GIVEN TASK
Give every dollar amount that appears in the article on Valero's refinery and spending cuts.

::: PAGE :::

By Sheila McNulty in Houston

Published: January 27 2009 17:31 | Last updated: January 27 2009 22:57

Valero Energy said it would close an entire US refinery this quarter as it slashes petrol production and sharply reduces capital spending to manage the economic slowdown.

The biggest US refiner has 15 refineries across the country. It said that in addition to shutting its large Texas City refinery, it would close the fluid catalytic cracking unit, which primarily produces petrol, at its Corpus Christi East Plant.

Valero has cut the average useage rate at such petrol-producing units to 70-75 per cent capacity, down from the near full capacity at which the whole US system was running just a few years ago.

“The sluggish economy is clearly a headwind against demand growth for refined products,’’ said Bill Klesse, Valero’s chairman and chief executive.

Valero also cut its estimate for 2009 capital spending to $2.7bn from its previous estimate of $3.5bn. Analysts had been expecting more than $4bn in capital spending for 2009. The company said that the cut in planned expenditure would have an impact on discretionary projects at many of its refineries.

::: MATERIAL :::

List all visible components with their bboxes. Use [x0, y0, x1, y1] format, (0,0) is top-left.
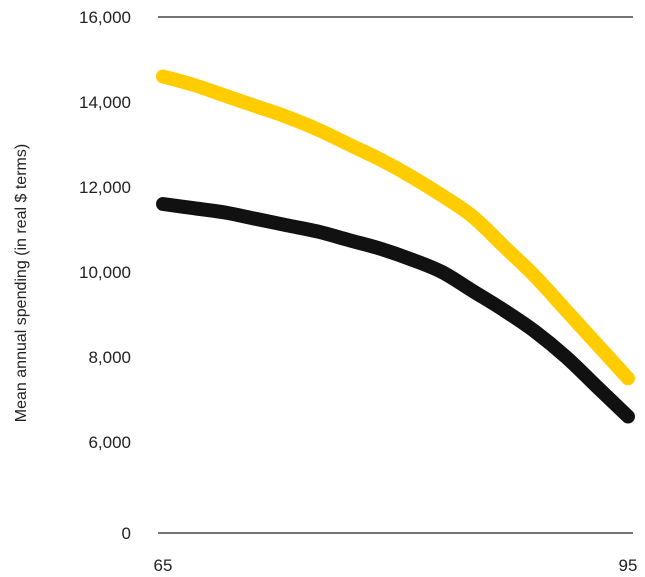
x-tick-label: 95 — [619, 556, 638, 575]
grid-lines — [158, 16, 633, 534]
y-tick-label: 14,000 — [79, 93, 131, 112]
series-line-2 — [156, 197, 635, 424]
x-axis-tick-labels: 65 95 — [154, 556, 638, 575]
y-tick-label: 0 — [122, 524, 131, 543]
y-axis-title: Mean annual spending (in real $ terms) — [13, 144, 30, 422]
series-lines — [156, 69, 635, 424]
x-tick-label: 65 — [154, 556, 173, 575]
y-tick-label: 10,000 — [79, 263, 131, 282]
y-tick-label: 8,000 — [88, 348, 131, 367]
y-axis-tick-labels: 0 6,000 8,000 10,000 12,000 14,000 16,000 — [79, 8, 131, 543]
series-line-1 — [156, 69, 635, 386]
y-tick-label: 6,000 — [88, 433, 131, 452]
y-tick-label: 16,000 — [79, 8, 131, 27]
y-tick-label: 12,000 — [79, 178, 131, 197]
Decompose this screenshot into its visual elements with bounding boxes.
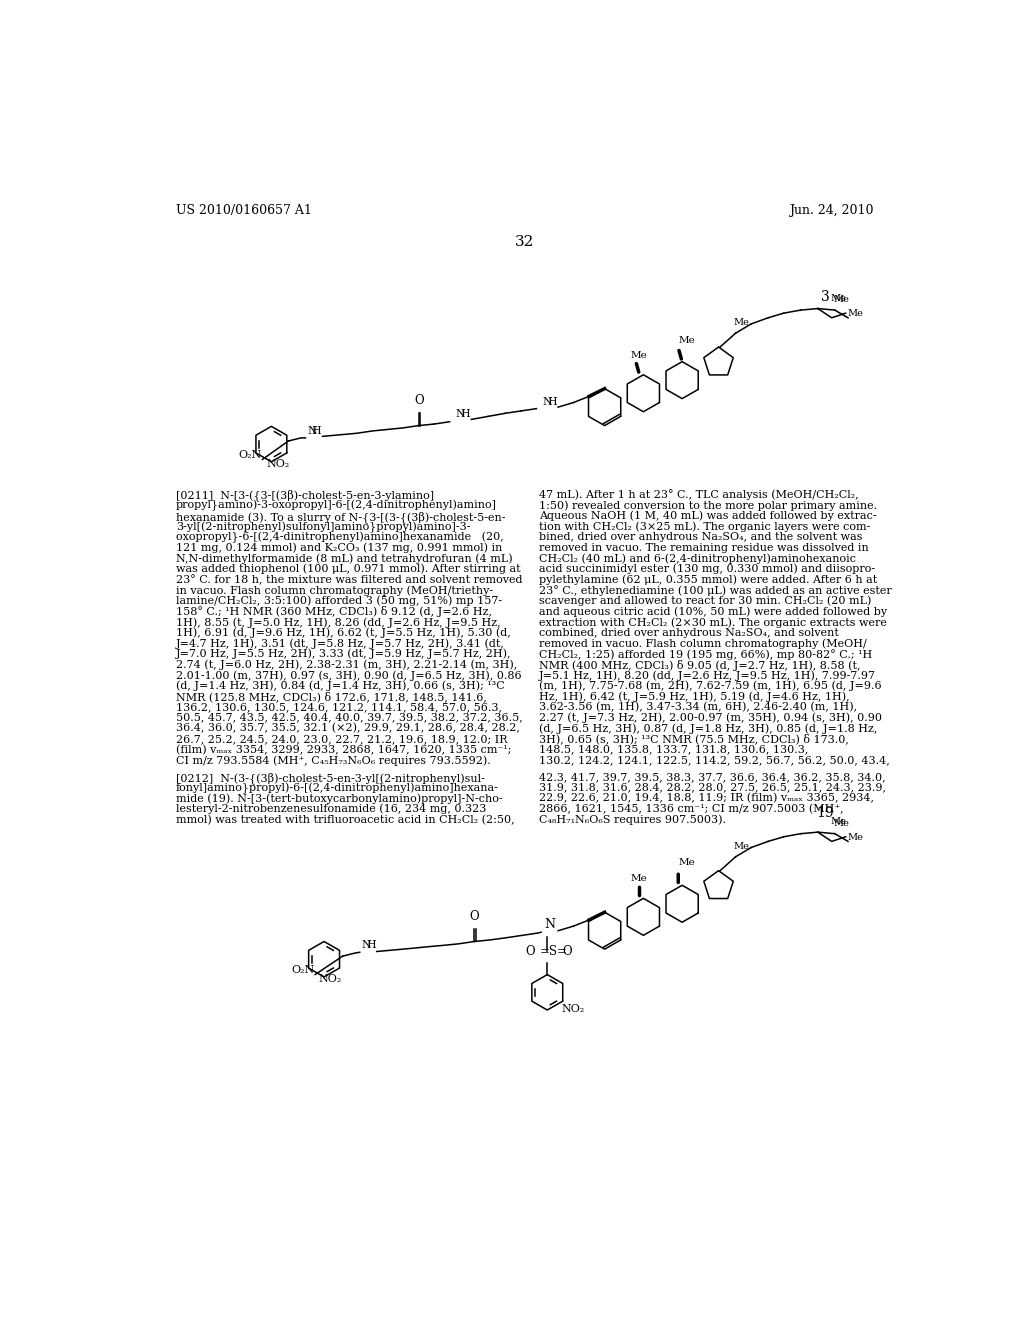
Text: Me: Me (847, 309, 863, 318)
Text: N: N (543, 397, 552, 407)
Text: hexanamide (3). To a slurry of N-{3-[(3-{(3β)-cholest-5-en-: hexanamide (3). To a slurry of N-{3-[(3-… (176, 511, 506, 523)
Text: 3H), 0.65 (s, 3H); ¹³C NMR (75.5 MHz, CDCl₃) δ 173.0,: 3H), 0.65 (s, 3H); ¹³C NMR (75.5 MHz, CD… (539, 734, 849, 744)
Text: Me: Me (830, 817, 847, 826)
Text: Me: Me (830, 294, 847, 302)
Text: mmol) was treated with trifluoroacetic acid in CH₂Cl₂ (2:50,: mmol) was treated with trifluoroacetic a… (176, 814, 515, 825)
Text: O: O (414, 395, 424, 407)
Text: J=5.1 Hz, 1H), 8.20 (dd, J=2.6 Hz, J=9.5 Hz, 1H), 7.99-7.97: J=5.1 Hz, 1H), 8.20 (dd, J=2.6 Hz, J=9.5… (539, 671, 876, 681)
Text: 1H), 8.55 (t, J=5.0 Hz, 1H), 8.26 (dd, J=2.6 Hz, J=9.5 Hz,: 1H), 8.55 (t, J=5.0 Hz, 1H), 8.26 (dd, J… (176, 616, 501, 627)
Text: 19: 19 (817, 805, 835, 820)
Text: H: H (366, 940, 376, 950)
Text: 23° C., ethylenediamine (100 μL) was added as an active ester: 23° C., ethylenediamine (100 μL) was add… (539, 585, 892, 597)
Text: NMR (400 MHz, CDCl₃) δ 9.05 (d, J=2.7 Hz, 1H), 8.58 (t,: NMR (400 MHz, CDCl₃) δ 9.05 (d, J=2.7 Hz… (539, 660, 860, 671)
Text: Me: Me (834, 818, 849, 828)
Text: NO₂: NO₂ (318, 974, 342, 985)
Text: mide (19). N-[3-(tert-butoxycarbonylamino)propyl]-N-cho-: mide (19). N-[3-(tert-butoxycarbonylamin… (176, 793, 503, 804)
Text: Me: Me (733, 318, 750, 327)
Text: CH₂Cl₂ (40 mL) and 6-(2,4-dinitrophenyl)aminohexanoic: CH₂Cl₂ (40 mL) and 6-(2,4-dinitrophenyl)… (539, 553, 856, 564)
Text: (film) vₘₐₓ 3354, 3299, 2933, 2868, 1647, 1620, 1335 cm⁻¹;: (film) vₘₐₓ 3354, 3299, 2933, 2868, 1647… (176, 744, 512, 755)
Text: 1:50) revealed conversion to the more polar primary amine.: 1:50) revealed conversion to the more po… (539, 500, 877, 511)
Text: scavenger and allowed to react for 30 min. CH₂Cl₂ (20 mL): scavenger and allowed to react for 30 mi… (539, 595, 871, 606)
Text: 158° C.; ¹H NMR (360 MHz, CDCl₃) δ 9.12 (d, J=2.6 Hz,: 158° C.; ¹H NMR (360 MHz, CDCl₃) δ 9.12 … (176, 606, 493, 618)
Text: lesteryl-2-nitrobenzenesulfonamide (16, 234 mg, 0.323: lesteryl-2-nitrobenzenesulfonamide (16, … (176, 804, 486, 814)
Text: CH₂Cl₂, 1:25) afforded 19 (195 mg, 66%), mp 80-82° C.; ¹H: CH₂Cl₂, 1:25) afforded 19 (195 mg, 66%),… (539, 649, 872, 660)
Text: lamine/CH₂Cl₂, 3:5:100) afforded 3 (50 mg, 51%) mp 157-: lamine/CH₂Cl₂, 3:5:100) afforded 3 (50 m… (176, 595, 502, 606)
Text: J=4.7 Hz, 1H), 3.51 (dt, J=5.8 Hz, J=5.7 Hz, 2H), 3.41 (dt,: J=4.7 Hz, 1H), 3.51 (dt, J=5.8 Hz, J=5.7… (176, 639, 505, 649)
Text: 130.2, 124.2, 124.1, 122.5, 114.2, 59.2, 56.7, 56.2, 50.0, 43.4,: 130.2, 124.2, 124.1, 122.5, 114.2, 59.2,… (539, 755, 890, 766)
Text: propyl}amino)-3-oxopropyl]-6-[(2,4-dinitrophenyl)amino]: propyl}amino)-3-oxopropyl]-6-[(2,4-dinit… (176, 500, 497, 511)
Text: 121 mg, 0.124 mmol) and K₂CO₃ (137 mg, 0.991 mmol) in: 121 mg, 0.124 mmol) and K₂CO₃ (137 mg, 0… (176, 543, 503, 553)
Text: N: N (307, 426, 316, 436)
Text: (d, J=6.5 Hz, 3H), 0.87 (d, J=1.8 Hz, 3H), 0.85 (d, J=1.8 Hz,: (d, J=6.5 Hz, 3H), 0.87 (d, J=1.8 Hz, 3H… (539, 723, 878, 734)
Text: N: N (456, 409, 466, 420)
Text: Me: Me (678, 858, 695, 867)
Text: Jun. 24, 2010: Jun. 24, 2010 (790, 205, 873, 218)
Text: Me: Me (834, 296, 849, 305)
Text: removed in vacuo. The remaining residue was dissolved in: removed in vacuo. The remaining residue … (539, 543, 868, 553)
Text: Me: Me (630, 351, 647, 360)
Text: pylethylamine (62 μL, 0.355 mmol) were added. After 6 h at: pylethylamine (62 μL, 0.355 mmol) were a… (539, 574, 877, 585)
Text: 22.9, 22.6, 21.0, 19.4, 18.8, 11.9; IR (film) vₘₐₓ 3365, 2934,: 22.9, 22.6, 21.0, 19.4, 18.8, 11.9; IR (… (539, 793, 873, 804)
Text: N,N-dimethylformamide (8 mL) and tetrahydrofuran (4 mL): N,N-dimethylformamide (8 mL) and tetrahy… (176, 553, 513, 564)
Text: O₂N: O₂N (239, 450, 262, 461)
Text: in vacuo. Flash column chromatography (MeOH/triethy-: in vacuo. Flash column chromatography (M… (176, 585, 494, 595)
Text: 2866, 1621, 1545, 1336 cm⁻¹; CI m/z 907.5003 (MH⁺,: 2866, 1621, 1545, 1336 cm⁻¹; CI m/z 907.… (539, 804, 844, 814)
Text: 3-yl[(2-nitrophenyl)sulfonyl]amino}propyl)amino]-3-: 3-yl[(2-nitrophenyl)sulfonyl]amino}propy… (176, 521, 471, 533)
Text: extraction with CH₂Cl₂ (2×30 mL). The organic extracts were: extraction with CH₂Cl₂ (2×30 mL). The or… (539, 616, 887, 627)
Text: Me: Me (847, 833, 863, 842)
Text: 2.74 (t, J=6.0 Hz, 2H), 2.38-2.31 (m, 3H), 2.21-2.14 (m, 3H),: 2.74 (t, J=6.0 Hz, 2H), 2.38-2.31 (m, 3H… (176, 660, 517, 671)
Text: 2.01-1.00 (m, 37H), 0.97 (s, 3H), 0.90 (d, J=6.5 Hz, 3H), 0.86: 2.01-1.00 (m, 37H), 0.97 (s, 3H), 0.90 (… (176, 671, 521, 681)
Text: (d, J=1.4 Hz, 3H), 0.84 (d, J=1.4 Hz, 3H), 0.66 (s, 3H); ¹³C: (d, J=1.4 Hz, 3H), 0.84 (d, J=1.4 Hz, 3H… (176, 681, 505, 692)
Text: Me: Me (678, 337, 695, 346)
Text: O: O (525, 945, 536, 958)
Text: combined, dried over anhydrous Na₂SO₄, and solvent: combined, dried over anhydrous Na₂SO₄, a… (539, 627, 839, 638)
Text: N: N (361, 940, 371, 950)
Text: O: O (470, 909, 479, 923)
Text: H: H (547, 397, 557, 407)
Text: C₄₈H₇₁N₆O₆S requires 907.5003).: C₄₈H₇₁N₆O₆S requires 907.5003). (539, 814, 726, 825)
Text: oxopropyl}-6-[(2,4-dinitrophenyl)amino]hexanamide   (20,: oxopropyl}-6-[(2,4-dinitrophenyl)amino]h… (176, 532, 504, 544)
Text: O₂N: O₂N (291, 965, 314, 975)
Text: US 2010/0160657 A1: US 2010/0160657 A1 (176, 205, 312, 218)
Text: Me: Me (733, 842, 750, 851)
Text: 1H), 6.91 (d, J=9.6 Hz, 1H), 6.62 (t, J=5.5 Hz, 1H), 5.30 (d,: 1H), 6.91 (d, J=9.6 Hz, 1H), 6.62 (t, J=… (176, 627, 511, 638)
Text: O: O (563, 945, 572, 958)
Text: fonyl]amino}propyl)-6-[(2,4-dinitrophenyl)amino]hexana-: fonyl]amino}propyl)-6-[(2,4-dinitropheny… (176, 783, 499, 793)
Text: 32: 32 (515, 235, 535, 248)
Text: acid succinimidyl ester (130 mg, 0.330 mmol) and diisopro-: acid succinimidyl ester (130 mg, 0.330 m… (539, 564, 874, 574)
Text: Aqueous NaOH (1 M, 40 mL) was added followed by extrac-: Aqueous NaOH (1 M, 40 mL) was added foll… (539, 511, 877, 521)
Text: and aqueous citric acid (10%, 50 mL) were added followed by: and aqueous citric acid (10%, 50 mL) wer… (539, 606, 887, 616)
Text: 2.27 (t, J=7.3 Hz, 2H), 2.00-0.97 (m, 35H), 0.94 (s, 3H), 0.90: 2.27 (t, J=7.3 Hz, 2H), 2.00-0.97 (m, 35… (539, 713, 882, 723)
Text: tion with CH₂Cl₂ (3×25 mL). The organic layers were com-: tion with CH₂Cl₂ (3×25 mL). The organic … (539, 521, 870, 532)
Text: Me: Me (630, 874, 647, 883)
Text: bined, dried over anhydrous Na₂SO₄, and the solvent was: bined, dried over anhydrous Na₂SO₄, and … (539, 532, 862, 543)
Text: 42.3, 41.7, 39.7, 39.5, 38.3, 37.7, 36.6, 36.4, 36.2, 35.8, 34.0,: 42.3, 41.7, 39.7, 39.5, 38.3, 37.7, 36.6… (539, 772, 886, 781)
Text: 148.5, 148.0, 135.8, 133.7, 131.8, 130.6, 130.3,: 148.5, 148.0, 135.8, 133.7, 131.8, 130.6… (539, 744, 808, 755)
Text: H: H (461, 409, 470, 420)
Text: CI m/z 793.5584 (MH⁺, C₄₅H₇₃N₆O₆ requires 793.5592).: CI m/z 793.5584 (MH⁺, C₄₅H₇₃N₆O₆ require… (176, 755, 490, 766)
Text: was added thiophenol (100 μL, 0.971 mmol). After stirring at: was added thiophenol (100 μL, 0.971 mmol… (176, 564, 520, 574)
Text: [0211]  N-[3-({3-[(3β)-cholest-5-en-3-ylamino]: [0211] N-[3-({3-[(3β)-cholest-5-en-3-yla… (176, 490, 434, 502)
Text: NO₂: NO₂ (561, 1003, 585, 1014)
Text: 3: 3 (821, 290, 829, 304)
Text: 23° C. for 18 h, the mixture was filtered and solvent removed: 23° C. for 18 h, the mixture was filtere… (176, 574, 522, 585)
Text: 26.7, 25.2, 24.5, 24.0, 23.0, 22.7, 21.2, 19.6, 18.9, 12.0; IR: 26.7, 25.2, 24.5, 24.0, 23.0, 22.7, 21.2… (176, 734, 508, 744)
Text: H: H (311, 426, 322, 436)
Text: NMR (125.8 MHz, CDCl₃) δ 172.6, 171.8, 148.5, 141.6,: NMR (125.8 MHz, CDCl₃) δ 172.6, 171.8, 1… (176, 692, 487, 702)
Text: =S=: =S= (540, 945, 567, 958)
Text: J=7.0 Hz, J=5.5 Hz, 2H), 3.33 (dt, J=5.9 Hz, J=5.7 Hz, 2H),: J=7.0 Hz, J=5.5 Hz, 2H), 3.33 (dt, J=5.9… (176, 649, 512, 660)
Text: NO₂: NO₂ (266, 459, 289, 469)
Text: Hz, 1H), 6.42 (t, J=5.9 Hz, 1H), 5.19 (d, J=4.6 Hz, 1H),: Hz, 1H), 6.42 (t, J=5.9 Hz, 1H), 5.19 (d… (539, 692, 849, 702)
Text: [0212]  N-(3-{(3β)-cholest-5-en-3-yl[(2-nitrophenyl)sul-: [0212] N-(3-{(3β)-cholest-5-en-3-yl[(2-n… (176, 772, 485, 784)
Text: 3.62-3.56 (m, 1H), 3.47-3.34 (m, 6H), 2.46-2.40 (m, 1H),: 3.62-3.56 (m, 1H), 3.47-3.34 (m, 6H), 2.… (539, 702, 857, 713)
Text: N: N (544, 917, 555, 931)
Text: 47 mL). After 1 h at 23° C., TLC analysis (MeOH/CH₂Cl₂,: 47 mL). After 1 h at 23° C., TLC analysi… (539, 490, 858, 500)
Text: 136.2, 130.6, 130.5, 124.6, 121.2, 114.1, 58.4, 57.0, 56.3,: 136.2, 130.6, 130.5, 124.6, 121.2, 114.1… (176, 702, 502, 711)
Text: removed in vacuo. Flash column chromatography (MeOH/: removed in vacuo. Flash column chromatog… (539, 639, 866, 649)
Text: 50.5, 45.7, 43.5, 42.5, 40.4, 40.0, 39.7, 39.5, 38.2, 37.2, 36.5,: 50.5, 45.7, 43.5, 42.5, 40.4, 40.0, 39.7… (176, 713, 523, 722)
Text: 36.4, 36.0, 35.7, 35.5, 32.1 (×2), 29.9, 29.1, 28.6, 28.4, 28.2,: 36.4, 36.0, 35.7, 35.5, 32.1 (×2), 29.9,… (176, 723, 520, 734)
Text: 31.9, 31.8, 31.6, 28.4, 28.2, 28.0, 27.5, 26.5, 25.1, 24.3, 23.9,: 31.9, 31.8, 31.6, 28.4, 28.2, 28.0, 27.5… (539, 783, 886, 792)
Text: (m, 1H), 7.75-7.68 (m, 2H), 7.62-7.59 (m, 1H), 6.95 (d, J=9.6: (m, 1H), 7.75-7.68 (m, 2H), 7.62-7.59 (m… (539, 681, 882, 692)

:::

TASK RESULT
$2.7bn, $3.5bn, $4bn